-------- Task data

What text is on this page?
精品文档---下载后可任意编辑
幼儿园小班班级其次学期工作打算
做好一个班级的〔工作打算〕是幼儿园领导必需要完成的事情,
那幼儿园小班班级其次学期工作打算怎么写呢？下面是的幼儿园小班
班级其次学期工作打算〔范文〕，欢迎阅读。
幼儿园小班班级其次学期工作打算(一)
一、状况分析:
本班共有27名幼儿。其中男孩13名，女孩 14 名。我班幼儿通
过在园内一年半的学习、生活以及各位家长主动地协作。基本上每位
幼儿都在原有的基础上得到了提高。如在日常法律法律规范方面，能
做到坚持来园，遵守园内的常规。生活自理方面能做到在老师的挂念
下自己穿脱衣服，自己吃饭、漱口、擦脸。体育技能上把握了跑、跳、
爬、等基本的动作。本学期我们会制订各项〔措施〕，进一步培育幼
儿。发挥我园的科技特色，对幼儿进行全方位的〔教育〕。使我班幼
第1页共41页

----------------

What the task asks - Please repeat the listing exactly, with nothing left out.

Answer -
What text is on this page?
精品文档---下载后可任意编辑
幼儿园小班班级其次学期工作打算
做好一个班级的〔工作打算〕是幼儿园领导必需要完成的事情,
那幼儿园小班班级其次学期工作打算怎么写呢？下面是的幼儿园小班
班级其次学期工作打算〔范文〕，欢迎阅读。
幼儿园小班班级其次学期工作打算(一)
一、状况分析:
本班共有27名幼儿。其中男孩13名，女孩 14 名。我班幼儿通
过在园内一年半的学习、生活以及各位家长主动地协作。基本上每位
幼儿都在原有的基础上得到了提高。如在日常法律法律规范方面，能
做到坚持来园，遵守园内的常规。生活自理方面能做到在老师的挂念
下自己穿脱衣服，自己吃饭、漱口、擦脸。体育技能上把握了跑、跳、
爬、等基本的动作。本学期我们会制订各项〔措施〕，进一步培育幼
儿。发挥我园的科技特色，对幼儿进行全方位的〔教育〕。使我班幼
第1页共41页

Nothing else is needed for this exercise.